[Stored dataset items]
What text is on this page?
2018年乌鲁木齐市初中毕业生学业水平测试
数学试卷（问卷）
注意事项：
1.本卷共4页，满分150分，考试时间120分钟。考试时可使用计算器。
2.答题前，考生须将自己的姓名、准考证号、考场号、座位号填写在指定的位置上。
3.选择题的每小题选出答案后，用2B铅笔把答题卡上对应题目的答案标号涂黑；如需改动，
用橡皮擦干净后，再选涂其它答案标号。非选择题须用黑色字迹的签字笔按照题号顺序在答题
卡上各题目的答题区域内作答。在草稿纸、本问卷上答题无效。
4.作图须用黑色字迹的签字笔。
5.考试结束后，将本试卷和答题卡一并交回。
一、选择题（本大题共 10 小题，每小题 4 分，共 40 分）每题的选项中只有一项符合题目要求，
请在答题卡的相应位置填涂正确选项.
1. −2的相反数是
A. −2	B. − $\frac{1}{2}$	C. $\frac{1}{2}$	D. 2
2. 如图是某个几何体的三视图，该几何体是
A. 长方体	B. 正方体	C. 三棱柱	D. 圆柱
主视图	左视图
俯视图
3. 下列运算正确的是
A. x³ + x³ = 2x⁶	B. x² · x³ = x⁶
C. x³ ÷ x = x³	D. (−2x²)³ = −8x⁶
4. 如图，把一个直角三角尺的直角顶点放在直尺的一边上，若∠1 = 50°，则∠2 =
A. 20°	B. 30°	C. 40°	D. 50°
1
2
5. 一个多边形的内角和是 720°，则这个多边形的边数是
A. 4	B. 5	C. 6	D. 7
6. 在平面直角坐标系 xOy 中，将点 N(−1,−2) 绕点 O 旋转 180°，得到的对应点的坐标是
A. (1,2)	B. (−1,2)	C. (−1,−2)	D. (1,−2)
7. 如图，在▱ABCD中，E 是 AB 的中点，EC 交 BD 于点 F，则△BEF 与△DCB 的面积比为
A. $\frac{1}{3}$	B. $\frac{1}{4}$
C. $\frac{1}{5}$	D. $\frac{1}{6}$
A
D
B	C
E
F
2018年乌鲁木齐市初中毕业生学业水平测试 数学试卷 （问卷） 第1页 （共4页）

WHAT YOU HAVE TO DO →
Retype every record above exactly as it appears.

SOLUTION TO THIS EXERCISE →
What text is on this page?
2018年乌鲁木齐市初中毕业生学业水平测试
数学试卷（问卷）
注意事项：
1.本卷共4页，满分150分，考试时间120分钟。考试时可使用计算器。
2.答题前，考生须将自己的姓名、准考证号、考场号、座位号填写在指定的位置上。
3.选择题的每小题选出答案后，用2B铅笔把答题卡上对应题目的答案标号涂黑；如需改动，
用橡皮擦干净后，再选涂其它答案标号。非选择题须用黑色字迹的签字笔按照题号顺序在答题
卡上各题目的答题区域内作答。在草稿纸、本问卷上答题无效。
4.作图须用黑色字迹的签字笔。
5.考试结束后，将本试卷和答题卡一并交回。
一、选择题（本大题共 10 小题，每小题 4 分，共 40 分）每题的选项中只有一项符合题目要求，
请在答题卡的相应位置填涂正确选项.
1. −2的相反数是
A. −2	B. − $\frac{1}{2}$	C. $\frac{1}{2}$	D. 2
2. 如图是某个几何体的三视图，该几何体是
A. 长方体	B. 正方体	C. 三棱柱	D. 圆柱
主视图	左视图
俯视图
3. 下列运算正确的是
A. x³ + x³ = 2x⁶	B. x² · x³ = x⁶
C. x³ ÷ x = x³	D. (−2x²)³ = −8x⁶
4. 如图，把一个直角三角尺的直角顶点放在直尺的一边上，若∠1 = 50°，则∠2 =
A. 20°	B. 30°	C. 40°	D. 50°
1
2
5. 一个多边形的内角和是 720°，则这个多边形的边数是
A. 4	B. 5	C. 6	D. 7
6. 在平面直角坐标系 xOy 中，将点 N(−1,−2) 绕点 O 旋转 180°，得到的对应点的坐标是
A. (1,2)	B. (−1,2)	C. (−1,−2)	D. (1,−2)
7. 如图，在▱ABCD中，E 是 AB 的中点，EC 交 BD 于点 F，则△BEF 与△DCB 的面积比为
A. $\frac{1}{3}$	B. $\frac{1}{4}$
C. $\frac{1}{5}$	D. $\frac{1}{6}$
A
D
B	C
E
F
2018年乌鲁木齐市初中毕业生学业水平测试 数学试卷 （问卷） 第1页 （共4页）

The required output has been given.